Begin

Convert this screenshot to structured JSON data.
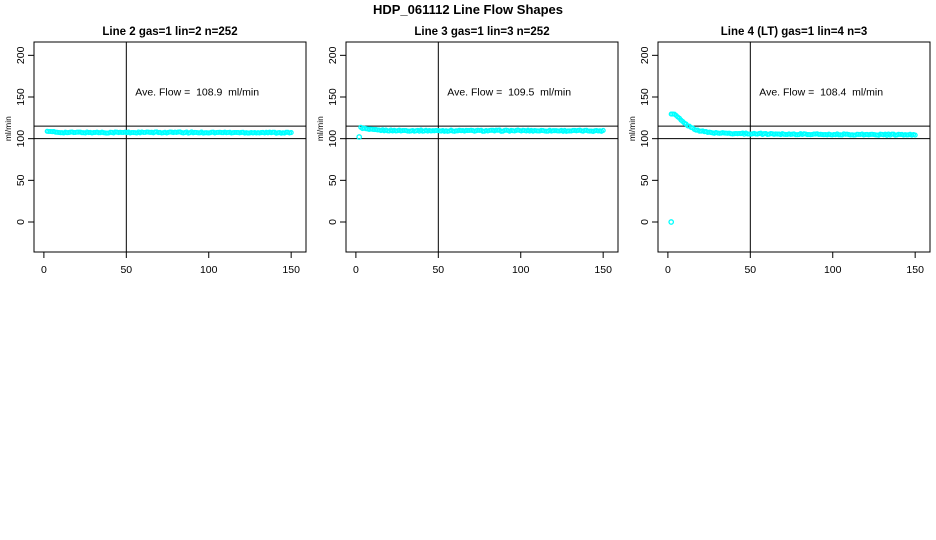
{
  "figure_title": "HDP_061112  Line Flow Shapes",
  "colors": {
    "points": "#00FFFF",
    "axis": "#000000",
    "background": "#FFFFFF"
  },
  "chart_data": [
    {
      "type": "scatter",
      "title": "Line 2 gas=1 lin=2 n=252",
      "line": 2,
      "gas": 1,
      "lin": 2,
      "n": 252,
      "annotation": "Ave. Flow =  108.9  ml/min",
      "ave_flow_ml_min": 108.9,
      "ylabel": "ml/min",
      "x_ticks": [
        0,
        50,
        100,
        150
      ],
      "y_ticks": [
        0,
        50,
        100,
        150,
        200
      ],
      "xlim": [
        -6,
        159
      ],
      "ylim": [
        -36,
        216
      ],
      "grid": false,
      "legend": false,
      "vline_x": 50,
      "hlines_y": [
        100,
        115
      ],
      "annotation_pos": [
        93,
        152
      ],
      "x_range": [
        2,
        150
      ],
      "display_points": 148,
      "noise": 1.4,
      "series_keypoints": [
        [
          2,
          109.6
        ],
        [
          4,
          108.2
        ],
        [
          8,
          107.6
        ],
        [
          15,
          107.4
        ],
        [
          30,
          107.4
        ],
        [
          60,
          107.4
        ],
        [
          90,
          107.4
        ],
        [
          120,
          107.3
        ],
        [
          150,
          107.2
        ]
      ],
      "outliers": []
    },
    {
      "type": "scatter",
      "title": "Line 3 gas=1 lin=3 n=252",
      "line": 3,
      "gas": 1,
      "lin": 3,
      "n": 252,
      "annotation": "Ave. Flow =  109.5  ml/min",
      "ave_flow_ml_min": 109.5,
      "ylabel": "ml/min",
      "x_ticks": [
        0,
        50,
        100,
        150
      ],
      "y_ticks": [
        0,
        50,
        100,
        150,
        200
      ],
      "xlim": [
        -6,
        159
      ],
      "ylim": [
        -36,
        216
      ],
      "grid": false,
      "legend": false,
      "vline_x": 50,
      "hlines_y": [
        100,
        115
      ],
      "annotation_pos": [
        93,
        152
      ],
      "x_range": [
        3,
        150
      ],
      "display_points": 146,
      "noise": 1.4,
      "series_keypoints": [
        [
          3,
          113.2
        ],
        [
          5,
          112.2
        ],
        [
          8,
          111.0
        ],
        [
          12,
          110.3
        ],
        [
          20,
          109.8
        ],
        [
          35,
          109.6
        ],
        [
          50,
          109.5
        ],
        [
          75,
          109.5
        ],
        [
          100,
          109.6
        ],
        [
          125,
          109.5
        ],
        [
          150,
          109.4
        ]
      ],
      "outliers": [
        [
          2,
          102
        ]
      ]
    },
    {
      "type": "scatter",
      "title": "Line 4 (LT) gas=1 lin=4 n=3",
      "line": 4,
      "line_note": "LT",
      "gas": 1,
      "lin": 4,
      "n": 3,
      "annotation": "Ave. Flow =  108.4  ml/min",
      "ave_flow_ml_min": 108.4,
      "ylabel": "ml/min",
      "x_ticks": [
        0,
        50,
        100,
        150
      ],
      "y_ticks": [
        0,
        50,
        100,
        150,
        200
      ],
      "xlim": [
        -6,
        159
      ],
      "ylim": [
        -36,
        216
      ],
      "grid": false,
      "legend": false,
      "vline_x": 50,
      "hlines_y": [
        100,
        115
      ],
      "annotation_pos": [
        93,
        152
      ],
      "x_range": [
        2,
        150
      ],
      "display_points": 148,
      "noise": 1.4,
      "series_keypoints": [
        [
          2,
          130
        ],
        [
          4,
          129
        ],
        [
          6,
          126
        ],
        [
          8,
          122
        ],
        [
          10,
          118.5
        ],
        [
          13,
          114.5
        ],
        [
          16,
          111.5
        ],
        [
          20,
          109
        ],
        [
          25,
          107.5
        ],
        [
          30,
          106.8
        ],
        [
          40,
          106.2
        ],
        [
          50,
          106
        ],
        [
          70,
          105.5
        ],
        [
          90,
          105.2
        ],
        [
          110,
          105
        ],
        [
          130,
          104.8
        ],
        [
          150,
          104.6
        ]
      ],
      "outliers": [
        [
          2,
          0
        ]
      ]
    }
  ]
}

End

- [What is asked]: The records shown above are to be repeated exactly, with the pictures left out.

- [Task response]:
Convert this screenshot to structured JSON data.
{
  "figure_title": "HDP_061112  Line Flow Shapes",
  "colors": {
    "points": "#00FFFF",
    "axis": "#000000",
    "background": "#FFFFFF"
  },
  "chart_data": [
    {
      "type": "scatter",
      "title": "Line 2 gas=1 lin=2 n=252",
      "line": 2,
      "gas": 1,
      "lin": 2,
      "n": 252,
      "annotation": "Ave. Flow =  108.9  ml/min",
      "ave_flow_ml_min": 108.9,
      "ylabel": "ml/min",
      "x_ticks": [
        0,
        50,
        100,
        150
      ],
      "y_ticks": [
        0,
        50,
        100,
        150,
        200
      ],
      "xlim": [
        -6,
        159
      ],
      "ylim": [
        -36,
        216
      ],
      "grid": false,
      "legend": false,
      "vline_x": 50,
      "hlines_y": [
        100,
        115
      ],
      "annotation_pos": [
        93,
        152
      ],
      "x_range": [
        2,
        150
      ],
      "display_points": 148,
      "noise": 1.4,
      "series_keypoints": [
        [
          2,
          109.6
        ],
        [
          4,
          108.2
        ],
        [
          8,
          107.6
        ],
        [
          15,
          107.4
        ],
        [
          30,
          107.4
        ],
        [
          60,
          107.4
        ],
        [
          90,
          107.4
        ],
        [
          120,
          107.3
        ],
        [
          150,
          107.2
        ]
      ],
      "outliers": []
    },
    {
      "type": "scatter",
      "title": "Line 3 gas=1 lin=3 n=252",
      "line": 3,
      "gas": 1,
      "lin": 3,
      "n": 252,
      "annotation": "Ave. Flow =  109.5  ml/min",
      "ave_flow_ml_min": 109.5,
      "ylabel": "ml/min",
      "x_ticks": [
        0,
        50,
        100,
        150
      ],
      "y_ticks": [
        0,
        50,
        100,
        150,
        200
      ],
      "xlim": [
        -6,
        159
      ],
      "ylim": [
        -36,
        216
      ],
      "grid": false,
      "legend": false,
      "vline_x": 50,
      "hlines_y": [
        100,
        115
      ],
      "annotation_pos": [
        93,
        152
      ],
      "x_range": [
        3,
        150
      ],
      "display_points": 146,
      "noise": 1.4,
      "series_keypoints": [
        [
          3,
          113.2
        ],
        [
          5,
          112.2
        ],
        [
          8,
          111.0
        ],
        [
          12,
          110.3
        ],
        [
          20,
          109.8
        ],
        [
          35,
          109.6
        ],
        [
          50,
          109.5
        ],
        [
          75,
          109.5
        ],
        [
          100,
          109.6
        ],
        [
          125,
          109.5
        ],
        [
          150,
          109.4
        ]
      ],
      "outliers": [
        [
          2,
          102
        ]
      ]
    },
    {
      "type": "scatter",
      "title": "Line 4 (LT) gas=1 lin=4 n=3",
      "line": 4,
      "line_note": "LT",
      "gas": 1,
      "lin": 4,
      "n": 3,
      "annotation": "Ave. Flow =  108.4  ml/min",
      "ave_flow_ml_min": 108.4,
      "ylabel": "ml/min",
      "x_ticks": [
        0,
        50,
        100,
        150
      ],
      "y_ticks": [
        0,
        50,
        100,
        150,
        200
      ],
      "xlim": [
        -6,
        159
      ],
      "ylim": [
        -36,
        216
      ],
      "grid": false,
      "legend": false,
      "vline_x": 50,
      "hlines_y": [
        100,
        115
      ],
      "annotation_pos": [
        93,
        152
      ],
      "x_range": [
        2,
        150
      ],
      "display_points": 148,
      "noise": 1.4,
      "series_keypoints": [
        [
          2,
          130
        ],
        [
          4,
          129
        ],
        [
          6,
          126
        ],
        [
          8,
          122
        ],
        [
          10,
          118.5
        ],
        [
          13,
          114.5
        ],
        [
          16,
          111.5
        ],
        [
          20,
          109
        ],
        [
          25,
          107.5
        ],
        [
          30,
          106.8
        ],
        [
          40,
          106.2
        ],
        [
          50,
          106
        ],
        [
          70,
          105.5
        ],
        [
          90,
          105.2
        ],
        [
          110,
          105
        ],
        [
          130,
          104.8
        ],
        [
          150,
          104.6
        ]
      ],
      "outliers": [
        [
          2,
          0
        ]
      ]
    }
  ]
}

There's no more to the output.